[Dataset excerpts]
• • • • •

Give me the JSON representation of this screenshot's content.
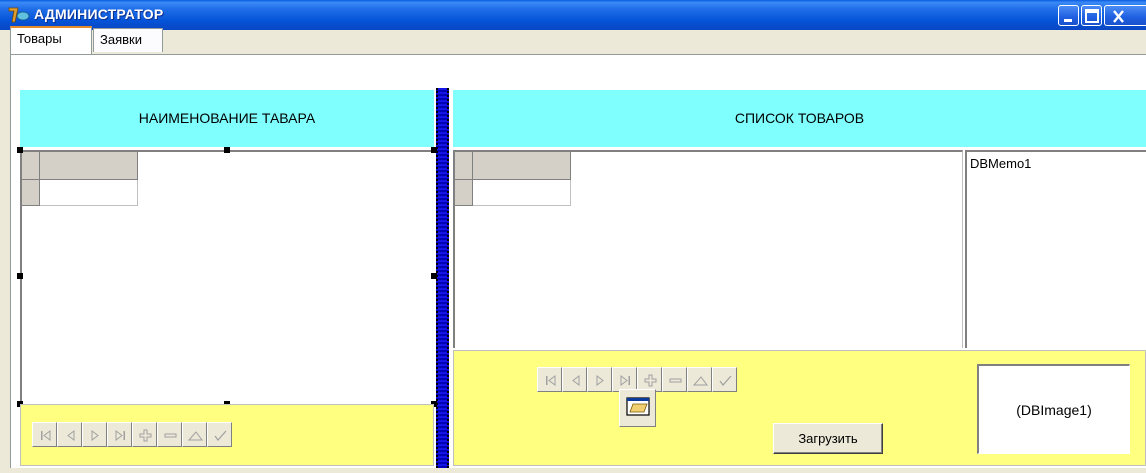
{
  "window": {
    "title": "АДМИНИСТРАТОР",
    "title_color": "#0a5ce0"
  },
  "tabs": [
    {
      "label": "Товары",
      "active": true
    },
    {
      "label": "Заявки",
      "active": false
    }
  ],
  "left": {
    "header": "НАИМЕНОВАНИЕ ТАВАРА",
    "header_color": "#80ffff",
    "navigator_color": "#ffff80"
  },
  "right": {
    "header": "СПИСОК ТОВАРОВ",
    "memo_text": "DBMemo1",
    "image_text": "(DBImage1)",
    "load_button": "Загрузить"
  },
  "navigator_icons": [
    "first-icon",
    "prior-icon",
    "next-icon",
    "last-icon",
    "insert-icon",
    "delete-icon",
    "edit-icon",
    "post-icon"
  ]
}
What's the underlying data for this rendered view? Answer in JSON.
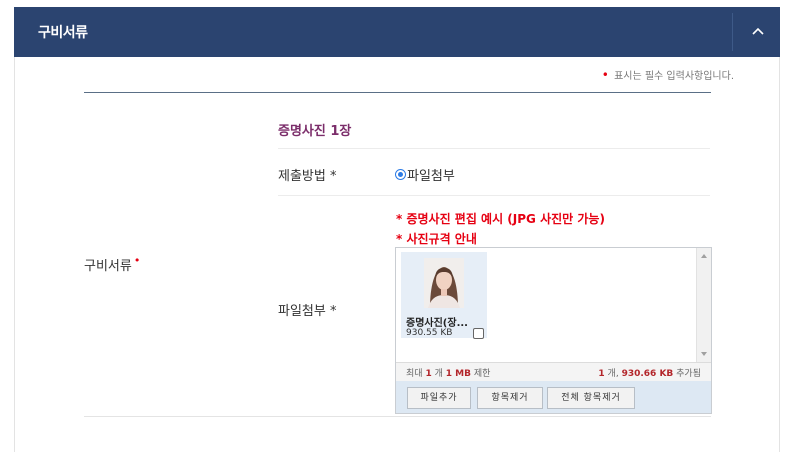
{
  "header": {
    "title": "구비서류"
  },
  "required_note": {
    "marker": "•",
    "text": "표시는 필수 입력사항입니다."
  },
  "row": {
    "label": "구비서류",
    "required_marker": "•"
  },
  "section": {
    "title": "증명사진 1장"
  },
  "submit_method": {
    "label": "제출방법 *",
    "option": "파일첨부",
    "selected": true
  },
  "links": {
    "edit_example": "* 증명사진 편집 예시 (JPG 사진만 가능)",
    "photo_guide": "* 사진규격 안내"
  },
  "attach": {
    "label": "파일첨부 *",
    "file": {
      "name": "증명사진(장...",
      "size": "930.55 KB",
      "checked": false
    },
    "limit": {
      "prefix": "최대",
      "count": "1",
      "count_unit": "개",
      "size": "1 MB",
      "suffix": "제한"
    },
    "status": {
      "count": "1",
      "count_unit": "개,",
      "size": "930.66 KB",
      "suffix": "추가됨"
    },
    "buttons": {
      "add": "파일추가",
      "remove": "항목제거",
      "remove_all": "전체 항목제거"
    }
  },
  "colors": {
    "header_bg": "#2b4470",
    "required": "#e60012",
    "section_title": "#7b2d6a",
    "link": "#e60012"
  },
  "icons": {
    "collapse": "chevron-up-icon"
  }
}
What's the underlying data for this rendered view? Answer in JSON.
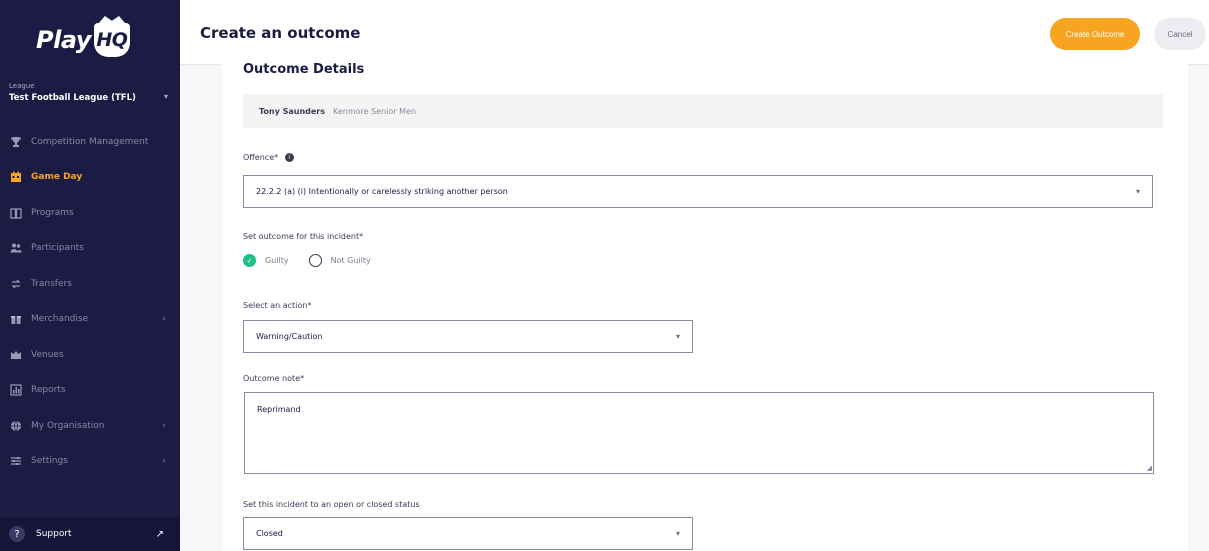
{
  "app": {
    "logo_text": "Play",
    "logo_badge": "HQ"
  },
  "org": {
    "caption": "League",
    "name": "Test Football League (TFL)"
  },
  "sidebar": {
    "items": [
      {
        "label": "Competition Management",
        "icon": "trophy-icon",
        "active": false,
        "chevron": false
      },
      {
        "label": "Game Day",
        "icon": "calendar-icon",
        "active": true,
        "chevron": false
      },
      {
        "label": "Programs",
        "icon": "book-icon",
        "active": false,
        "chevron": false
      },
      {
        "label": "Participants",
        "icon": "people-icon",
        "active": false,
        "chevron": false
      },
      {
        "label": "Transfers",
        "icon": "transfer-icon",
        "active": false,
        "chevron": false
      },
      {
        "label": "Merchandise",
        "icon": "gift-icon",
        "active": false,
        "chevron": true
      },
      {
        "label": "Venues",
        "icon": "venue-icon",
        "active": false,
        "chevron": false
      },
      {
        "label": "Reports",
        "icon": "chart-icon",
        "active": false,
        "chevron": false
      },
      {
        "label": "My Organisation",
        "icon": "globe-icon",
        "active": false,
        "chevron": true
      },
      {
        "label": "Settings",
        "icon": "sliders-icon",
        "active": false,
        "chevron": true
      }
    ],
    "support_label": "Support"
  },
  "header": {
    "title": "Create an outcome",
    "primary_label": "Create Outcome",
    "cancel_label": "Cancel"
  },
  "form": {
    "section_title": "Outcome Details",
    "participant_name": "Tony Saunders",
    "participant_team": "Kenmore Senior Men",
    "offence_label": "Offence*",
    "offence_value": "22.2.2 (a) (i) Intentionally or carelessly striking another person",
    "outcome_label": "Set outcome for this incident*",
    "outcome_options": [
      "Guilty",
      "Not Guilty"
    ],
    "outcome_selected": "Guilty",
    "action_label": "Select an action*",
    "action_value": "Warning/Caution",
    "note_label": "Outcome note*",
    "note_value": "Reprimand",
    "status_label": "Set this incident to an open or closed status",
    "status_value": "Closed"
  },
  "colors": {
    "sidebar_bg": "#1b1b44",
    "accent": "#f7a521",
    "success": "#1fbf86"
  }
}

• • • • •

#### What is asked
Search the preceding listing for the word "Guilty" and pull out every line that holds it.

#### Result
      "Guilty",
      "Not Guilty"
    "outcome_selected": "Guilty",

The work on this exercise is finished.